● **MATERIAL SUPPLIED**:
☆ ☆ ☆ ☆ ☆ ☆ ☆

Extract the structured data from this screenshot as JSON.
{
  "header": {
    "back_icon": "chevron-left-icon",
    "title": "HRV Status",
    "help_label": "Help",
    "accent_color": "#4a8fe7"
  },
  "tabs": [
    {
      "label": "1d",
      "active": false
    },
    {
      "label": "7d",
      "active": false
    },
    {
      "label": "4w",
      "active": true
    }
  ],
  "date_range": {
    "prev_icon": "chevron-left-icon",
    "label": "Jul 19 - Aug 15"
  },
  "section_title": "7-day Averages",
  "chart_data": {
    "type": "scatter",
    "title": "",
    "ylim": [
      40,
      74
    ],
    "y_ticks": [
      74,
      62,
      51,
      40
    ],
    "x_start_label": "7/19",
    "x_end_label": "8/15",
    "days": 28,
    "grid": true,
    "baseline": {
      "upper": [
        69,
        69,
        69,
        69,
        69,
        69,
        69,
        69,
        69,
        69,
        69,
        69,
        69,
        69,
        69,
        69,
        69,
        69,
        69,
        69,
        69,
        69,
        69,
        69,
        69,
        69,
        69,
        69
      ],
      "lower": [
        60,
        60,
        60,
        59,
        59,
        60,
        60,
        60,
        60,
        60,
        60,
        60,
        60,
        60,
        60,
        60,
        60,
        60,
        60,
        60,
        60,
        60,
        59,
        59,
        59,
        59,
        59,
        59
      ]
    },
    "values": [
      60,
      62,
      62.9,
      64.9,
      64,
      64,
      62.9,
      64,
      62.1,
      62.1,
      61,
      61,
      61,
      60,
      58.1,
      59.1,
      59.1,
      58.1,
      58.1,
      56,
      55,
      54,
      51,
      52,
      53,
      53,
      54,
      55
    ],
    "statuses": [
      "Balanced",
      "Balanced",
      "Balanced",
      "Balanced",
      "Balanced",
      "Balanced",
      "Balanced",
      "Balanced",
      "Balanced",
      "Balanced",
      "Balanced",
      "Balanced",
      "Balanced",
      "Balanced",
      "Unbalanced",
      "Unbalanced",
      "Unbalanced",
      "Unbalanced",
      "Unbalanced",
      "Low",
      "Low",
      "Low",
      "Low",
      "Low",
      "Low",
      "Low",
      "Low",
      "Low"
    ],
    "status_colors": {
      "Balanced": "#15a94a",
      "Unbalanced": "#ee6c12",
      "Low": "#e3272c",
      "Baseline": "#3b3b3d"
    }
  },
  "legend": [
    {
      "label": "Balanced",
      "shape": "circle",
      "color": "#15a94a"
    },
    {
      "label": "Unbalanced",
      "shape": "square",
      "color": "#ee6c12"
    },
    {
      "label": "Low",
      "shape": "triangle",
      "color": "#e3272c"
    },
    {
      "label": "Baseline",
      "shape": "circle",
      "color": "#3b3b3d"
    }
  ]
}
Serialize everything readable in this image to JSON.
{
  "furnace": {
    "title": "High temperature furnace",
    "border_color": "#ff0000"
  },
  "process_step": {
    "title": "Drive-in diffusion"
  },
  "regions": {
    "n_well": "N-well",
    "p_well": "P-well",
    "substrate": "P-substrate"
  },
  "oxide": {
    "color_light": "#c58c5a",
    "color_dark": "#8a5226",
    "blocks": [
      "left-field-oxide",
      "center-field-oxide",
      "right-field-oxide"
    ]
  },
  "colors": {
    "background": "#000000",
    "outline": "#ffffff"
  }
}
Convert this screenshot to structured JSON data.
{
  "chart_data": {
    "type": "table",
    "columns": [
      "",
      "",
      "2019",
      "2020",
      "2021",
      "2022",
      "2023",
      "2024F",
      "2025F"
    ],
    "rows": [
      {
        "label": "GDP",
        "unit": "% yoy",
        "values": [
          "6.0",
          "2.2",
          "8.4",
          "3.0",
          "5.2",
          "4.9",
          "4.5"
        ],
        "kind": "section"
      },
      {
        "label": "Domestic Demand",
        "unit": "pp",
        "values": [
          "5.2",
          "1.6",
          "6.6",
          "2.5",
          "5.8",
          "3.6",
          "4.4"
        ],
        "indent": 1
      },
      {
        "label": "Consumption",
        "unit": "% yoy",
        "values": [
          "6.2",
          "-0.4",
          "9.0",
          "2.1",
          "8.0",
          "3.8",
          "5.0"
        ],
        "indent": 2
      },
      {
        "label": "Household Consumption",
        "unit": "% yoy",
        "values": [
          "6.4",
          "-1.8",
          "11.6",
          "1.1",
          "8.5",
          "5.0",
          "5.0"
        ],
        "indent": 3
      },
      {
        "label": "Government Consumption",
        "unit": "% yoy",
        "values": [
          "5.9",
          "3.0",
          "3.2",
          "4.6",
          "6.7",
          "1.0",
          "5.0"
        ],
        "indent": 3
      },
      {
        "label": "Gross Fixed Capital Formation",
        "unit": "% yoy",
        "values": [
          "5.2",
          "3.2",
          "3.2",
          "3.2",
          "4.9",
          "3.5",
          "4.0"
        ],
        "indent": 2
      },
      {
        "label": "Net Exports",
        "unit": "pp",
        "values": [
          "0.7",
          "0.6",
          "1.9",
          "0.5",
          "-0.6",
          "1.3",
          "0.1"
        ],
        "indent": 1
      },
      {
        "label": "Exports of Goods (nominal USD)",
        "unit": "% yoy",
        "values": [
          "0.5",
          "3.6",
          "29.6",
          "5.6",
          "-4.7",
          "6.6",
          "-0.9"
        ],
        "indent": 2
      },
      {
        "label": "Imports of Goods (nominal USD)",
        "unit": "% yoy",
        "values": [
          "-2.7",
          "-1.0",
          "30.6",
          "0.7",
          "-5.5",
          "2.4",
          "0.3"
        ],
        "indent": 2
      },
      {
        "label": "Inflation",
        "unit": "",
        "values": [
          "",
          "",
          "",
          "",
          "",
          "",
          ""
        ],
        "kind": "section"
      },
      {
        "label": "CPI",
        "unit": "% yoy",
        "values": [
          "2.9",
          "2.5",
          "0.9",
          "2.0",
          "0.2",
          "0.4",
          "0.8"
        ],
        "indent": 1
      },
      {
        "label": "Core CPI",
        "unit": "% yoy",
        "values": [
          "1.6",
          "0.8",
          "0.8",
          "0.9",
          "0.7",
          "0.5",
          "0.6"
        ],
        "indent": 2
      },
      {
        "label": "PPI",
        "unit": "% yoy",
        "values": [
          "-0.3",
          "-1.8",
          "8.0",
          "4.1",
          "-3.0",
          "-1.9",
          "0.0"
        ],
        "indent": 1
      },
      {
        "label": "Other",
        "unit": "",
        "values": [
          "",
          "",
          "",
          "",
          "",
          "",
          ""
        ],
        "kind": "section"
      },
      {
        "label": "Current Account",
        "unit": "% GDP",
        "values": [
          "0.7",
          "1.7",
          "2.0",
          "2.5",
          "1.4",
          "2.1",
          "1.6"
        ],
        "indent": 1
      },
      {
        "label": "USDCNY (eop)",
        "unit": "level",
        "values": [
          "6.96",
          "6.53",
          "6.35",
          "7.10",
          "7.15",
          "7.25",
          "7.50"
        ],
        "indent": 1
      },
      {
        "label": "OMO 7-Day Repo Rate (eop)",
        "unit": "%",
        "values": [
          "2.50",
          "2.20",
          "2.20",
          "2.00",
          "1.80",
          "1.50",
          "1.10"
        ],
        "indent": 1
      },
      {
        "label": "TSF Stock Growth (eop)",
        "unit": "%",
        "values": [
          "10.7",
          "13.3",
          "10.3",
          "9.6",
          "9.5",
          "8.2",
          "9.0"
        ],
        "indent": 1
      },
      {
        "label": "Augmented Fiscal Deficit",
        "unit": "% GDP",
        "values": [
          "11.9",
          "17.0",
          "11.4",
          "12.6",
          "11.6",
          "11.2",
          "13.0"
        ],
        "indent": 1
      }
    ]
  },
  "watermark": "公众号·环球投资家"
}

☆ ☆ ☆ ☆ ☆ ☆ ☆

● **BRIEF**:
Look for "screenshot" and pull out every line that has it.

● **COMPLETE OUTPUT**:
Extract the structured data from this screenshot as JSON.
Convert this screenshot to structured JSON data.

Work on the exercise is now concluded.